Aim of the task: Output all records precisely as written.

Given records:

------------------------------------------------------------------------

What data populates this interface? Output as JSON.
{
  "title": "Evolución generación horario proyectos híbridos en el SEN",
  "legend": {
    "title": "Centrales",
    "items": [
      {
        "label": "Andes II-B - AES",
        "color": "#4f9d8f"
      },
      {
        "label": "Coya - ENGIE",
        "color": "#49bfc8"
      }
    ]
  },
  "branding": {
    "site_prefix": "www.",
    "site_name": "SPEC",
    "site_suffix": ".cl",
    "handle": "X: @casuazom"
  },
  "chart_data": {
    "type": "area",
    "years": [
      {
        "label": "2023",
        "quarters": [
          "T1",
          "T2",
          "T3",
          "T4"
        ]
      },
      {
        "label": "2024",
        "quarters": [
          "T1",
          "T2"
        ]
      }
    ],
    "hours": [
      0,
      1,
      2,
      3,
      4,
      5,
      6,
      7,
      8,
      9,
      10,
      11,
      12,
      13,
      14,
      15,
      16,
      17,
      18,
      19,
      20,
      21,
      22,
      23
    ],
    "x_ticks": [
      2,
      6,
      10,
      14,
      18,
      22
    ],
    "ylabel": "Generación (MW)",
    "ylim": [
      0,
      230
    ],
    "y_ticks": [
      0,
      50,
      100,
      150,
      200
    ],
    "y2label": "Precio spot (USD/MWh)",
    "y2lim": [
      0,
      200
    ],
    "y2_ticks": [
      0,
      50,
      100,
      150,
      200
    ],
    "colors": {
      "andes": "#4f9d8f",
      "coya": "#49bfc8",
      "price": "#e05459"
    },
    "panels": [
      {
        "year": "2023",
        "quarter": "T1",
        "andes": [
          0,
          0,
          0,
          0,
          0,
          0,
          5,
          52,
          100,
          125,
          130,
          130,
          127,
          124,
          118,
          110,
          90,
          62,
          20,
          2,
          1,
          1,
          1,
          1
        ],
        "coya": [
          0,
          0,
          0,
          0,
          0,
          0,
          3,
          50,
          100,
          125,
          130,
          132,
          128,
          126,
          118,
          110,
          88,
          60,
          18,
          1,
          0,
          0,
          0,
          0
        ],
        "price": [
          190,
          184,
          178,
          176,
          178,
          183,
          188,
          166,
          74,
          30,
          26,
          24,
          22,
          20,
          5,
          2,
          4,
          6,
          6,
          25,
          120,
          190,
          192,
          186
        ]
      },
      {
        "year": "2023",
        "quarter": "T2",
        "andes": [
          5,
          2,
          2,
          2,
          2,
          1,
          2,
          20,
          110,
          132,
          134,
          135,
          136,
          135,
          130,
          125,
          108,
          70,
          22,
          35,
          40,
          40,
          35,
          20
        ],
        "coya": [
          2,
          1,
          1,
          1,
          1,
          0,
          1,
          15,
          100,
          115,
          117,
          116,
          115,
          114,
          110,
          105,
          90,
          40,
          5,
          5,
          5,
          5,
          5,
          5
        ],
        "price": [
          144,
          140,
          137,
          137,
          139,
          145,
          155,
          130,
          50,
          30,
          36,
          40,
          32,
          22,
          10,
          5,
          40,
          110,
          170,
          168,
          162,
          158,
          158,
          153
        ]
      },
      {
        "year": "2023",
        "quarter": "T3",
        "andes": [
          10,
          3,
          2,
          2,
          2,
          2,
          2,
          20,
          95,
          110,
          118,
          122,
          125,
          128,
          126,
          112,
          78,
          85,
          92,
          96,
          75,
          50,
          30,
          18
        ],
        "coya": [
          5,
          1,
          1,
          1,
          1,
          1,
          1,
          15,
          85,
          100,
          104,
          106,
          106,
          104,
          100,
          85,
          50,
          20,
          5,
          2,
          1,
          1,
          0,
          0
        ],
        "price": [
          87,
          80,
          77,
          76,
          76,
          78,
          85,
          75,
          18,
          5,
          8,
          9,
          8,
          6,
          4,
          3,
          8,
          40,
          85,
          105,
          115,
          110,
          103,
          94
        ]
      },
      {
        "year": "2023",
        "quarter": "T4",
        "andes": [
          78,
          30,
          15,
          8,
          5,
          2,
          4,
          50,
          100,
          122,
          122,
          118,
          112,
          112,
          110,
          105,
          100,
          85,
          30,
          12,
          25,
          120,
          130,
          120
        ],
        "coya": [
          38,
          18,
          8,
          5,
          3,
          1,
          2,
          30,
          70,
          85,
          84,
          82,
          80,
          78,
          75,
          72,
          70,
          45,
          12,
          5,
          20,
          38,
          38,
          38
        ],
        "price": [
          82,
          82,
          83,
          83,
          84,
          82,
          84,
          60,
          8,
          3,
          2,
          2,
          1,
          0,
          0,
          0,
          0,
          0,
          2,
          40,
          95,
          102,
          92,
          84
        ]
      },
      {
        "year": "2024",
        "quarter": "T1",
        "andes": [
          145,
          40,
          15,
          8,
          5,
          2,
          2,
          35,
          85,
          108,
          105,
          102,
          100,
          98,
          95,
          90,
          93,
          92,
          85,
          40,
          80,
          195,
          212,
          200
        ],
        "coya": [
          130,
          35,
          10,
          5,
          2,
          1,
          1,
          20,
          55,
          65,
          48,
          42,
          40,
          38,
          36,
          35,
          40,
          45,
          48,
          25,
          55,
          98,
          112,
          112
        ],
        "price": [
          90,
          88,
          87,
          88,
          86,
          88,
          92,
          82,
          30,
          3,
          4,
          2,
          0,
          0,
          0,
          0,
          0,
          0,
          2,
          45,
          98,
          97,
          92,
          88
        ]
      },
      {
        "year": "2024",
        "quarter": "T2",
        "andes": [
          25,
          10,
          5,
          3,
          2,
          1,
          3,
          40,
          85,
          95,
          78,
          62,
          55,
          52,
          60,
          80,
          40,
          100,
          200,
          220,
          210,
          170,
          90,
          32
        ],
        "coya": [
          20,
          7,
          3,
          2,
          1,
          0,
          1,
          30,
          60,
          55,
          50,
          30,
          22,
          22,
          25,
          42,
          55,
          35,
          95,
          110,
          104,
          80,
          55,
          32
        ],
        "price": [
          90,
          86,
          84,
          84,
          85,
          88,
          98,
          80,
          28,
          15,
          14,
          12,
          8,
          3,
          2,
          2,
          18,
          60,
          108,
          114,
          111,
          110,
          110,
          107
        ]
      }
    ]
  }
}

------------------------------------------------------------------------

Exercise response:
What data populates this interface? Output as JSON.
{
  "title": "Evolución generación horario proyectos híbridos en el SEN",
  "legend": {
    "title": "Centrales",
    "items": [
      {
        "label": "Andes II-B - AES",
        "color": "#4f9d8f"
      },
      {
        "label": "Coya - ENGIE",
        "color": "#49bfc8"
      }
    ]
  },
  "branding": {
    "site_prefix": "www.",
    "site_name": "SPEC",
    "site_suffix": ".cl",
    "handle": "X: @casuazom"
  },
  "chart_data": {
    "type": "area",
    "years": [
      {
        "label": "2023",
        "quarters": [
          "T1",
          "T2",
          "T3",
          "T4"
        ]
      },
      {
        "label": "2024",
        "quarters": [
          "T1",
          "T2"
        ]
      }
    ],
    "hours": [
      0,
      1,
      2,
      3,
      4,
      5,
      6,
      7,
      8,
      9,
      10,
      11,
      12,
      13,
      14,
      15,
      16,
      17,
      18,
      19,
      20,
      21,
      22,
      23
    ],
    "x_ticks": [
      2,
      6,
      10,
      14,
      18,
      22
    ],
    "ylabel": "Generación (MW)",
    "ylim": [
      0,
      230
    ],
    "y_ticks": [
      0,
      50,
      100,
      150,
      200
    ],
    "y2label": "Precio spot (USD/MWh)",
    "y2lim": [
      0,
      200
    ],
    "y2_ticks": [
      0,
      50,
      100,
      150,
      200
    ],
    "colors": {
      "andes": "#4f9d8f",
      "coya": "#49bfc8",
      "price": "#e05459"
    },
    "panels": [
      {
        "year": "2023",
        "quarter": "T1",
        "andes": [
          0,
          0,
          0,
          0,
          0,
          0,
          5,
          52,
          100,
          125,
          130,
          130,
          127,
          124,
          118,
          110,
          90,
          62,
          20,
          2,
          1,
          1,
          1,
          1
        ],
        "coya": [
          0,
          0,
          0,
          0,
          0,
          0,
          3,
          50,
          100,
          125,
          130,
          132,
          128,
          126,
          118,
          110,
          88,
          60,
          18,
          1,
          0,
          0,
          0,
          0
        ],
        "price": [
          190,
          184,
          178,
          176,
          178,
          183,
          188,
          166,
          74,
          30,
          26,
          24,
          22,
          20,
          5,
          2,
          4,
          6,
          6,
          25,
          120,
          190,
          192,
          186
        ]
      },
      {
        "year": "2023",
        "quarter": "T2",
        "andes": [
          5,
          2,
          2,
          2,
          2,
          1,
          2,
          20,
          110,
          132,
          134,
          135,
          136,
          135,
          130,
          125,
          108,
          70,
          22,
          35,
          40,
          40,
          35,
          20
        ],
        "coya": [
          2,
          1,
          1,
          1,
          1,
          0,
          1,
          15,
          100,
          115,
          117,
          116,
          115,
          114,
          110,
          105,
          90,
          40,
          5,
          5,
          5,
          5,
          5,
          5
        ],
        "price": [
          144,
          140,
          137,
          137,
          139,
          145,
          155,
          130,
          50,
          30,
          36,
          40,
          32,
          22,
          10,
          5,
          40,
          110,
          170,
          168,
          162,
          158,
          158,
          153
        ]
      },
      {
        "year": "2023",
        "quarter": "T3",
        "andes": [
          10,
          3,
          2,
          2,
          2,
          2,
          2,
          20,
          95,
          110,
          118,
          122,
          125,
          128,
          126,
          112,
          78,
          85,
          92,
          96,
          75,
          50,
          30,
          18
        ],
        "coya": [
          5,
          1,
          1,
          1,
          1,
          1,
          1,
          15,
          85,
          100,
          104,
          106,
          106,
          104,
          100,
          85,
          50,
          20,
          5,
          2,
          1,
          1,
          0,
          0
        ],
        "price": [
          87,
          80,
          77,
          76,
          76,
          78,
          85,
          75,
          18,
          5,
          8,
          9,
          8,
          6,
          4,
          3,
          8,
          40,
          85,
          105,
          115,
          110,
          103,
          94
        ]
      },
      {
        "year": "2023",
        "quarter": "T4",
        "andes": [
          78,
          30,
          15,
          8,
          5,
          2,
          4,
          50,
          100,
          122,
          122,
          118,
          112,
          112,
          110,
          105,
          100,
          85,
          30,
          12,
          25,
          120,
          130,
          120
        ],
        "coya": [
          38,
          18,
          8,
          5,
          3,
          1,
          2,
          30,
          70,
          85,
          84,
          82,
          80,
          78,
          75,
          72,
          70,
          45,
          12,
          5,
          20,
          38,
          38,
          38
        ],
        "price": [
          82,
          82,
          83,
          83,
          84,
          82,
          84,
          60,
          8,
          3,
          2,
          2,
          1,
          0,
          0,
          0,
          0,
          0,
          2,
          40,
          95,
          102,
          92,
          84
        ]
      },
      {
        "year": "2024",
        "quarter": "T1",
        "andes": [
          145,
          40,
          15,
          8,
          5,
          2,
          2,
          35,
          85,
          108,
          105,
          102,
          100,
          98,
          95,
          90,
          93,
          92,
          85,
          40,
          80,
          195,
          212,
          200
        ],
        "coya": [
          130,
          35,
          10,
          5,
          2,
          1,
          1,
          20,
          55,
          65,
          48,
          42,
          40,
          38,
          36,
          35,
          40,
          45,
          48,
          25,
          55,
          98,
          112,
          112
        ],
        "price": [
          90,
          88,
          87,
          88,
          86,
          88,
          92,
          82,
          30,
          3,
          4,
          2,
          0,
          0,
          0,
          0,
          0,
          0,
          2,
          45,
          98,
          97,
          92,
          88
        ]
      },
      {
        "year": "2024",
        "quarter": "T2",
        "andes": [
          25,
          10,
          5,
          3,
          2,
          1,
          3,
          40,
          85,
          95,
          78,
          62,
          55,
          52,
          60,
          80,
          40,
          100,
          200,
          220,
          210,
          170,
          90,
          32
        ],
        "coya": [
          20,
          7,
          3,
          2,
          1,
          0,
          1,
          30,
          60,
          55,
          50,
          30,
          22,
          22,
          25,
          42,
          55,
          35,
          95,
          110,
          104,
          80,
          55,
          32
        ],
        "price": [
          90,
          86,
          84,
          84,
          85,
          88,
          98,
          80,
          28,
          15,
          14,
          12,
          8,
          3,
          2,
          2,
          18,
          60,
          108,
          114,
          111,
          110,
          110,
          107
        ]
      }
    ]
  }
}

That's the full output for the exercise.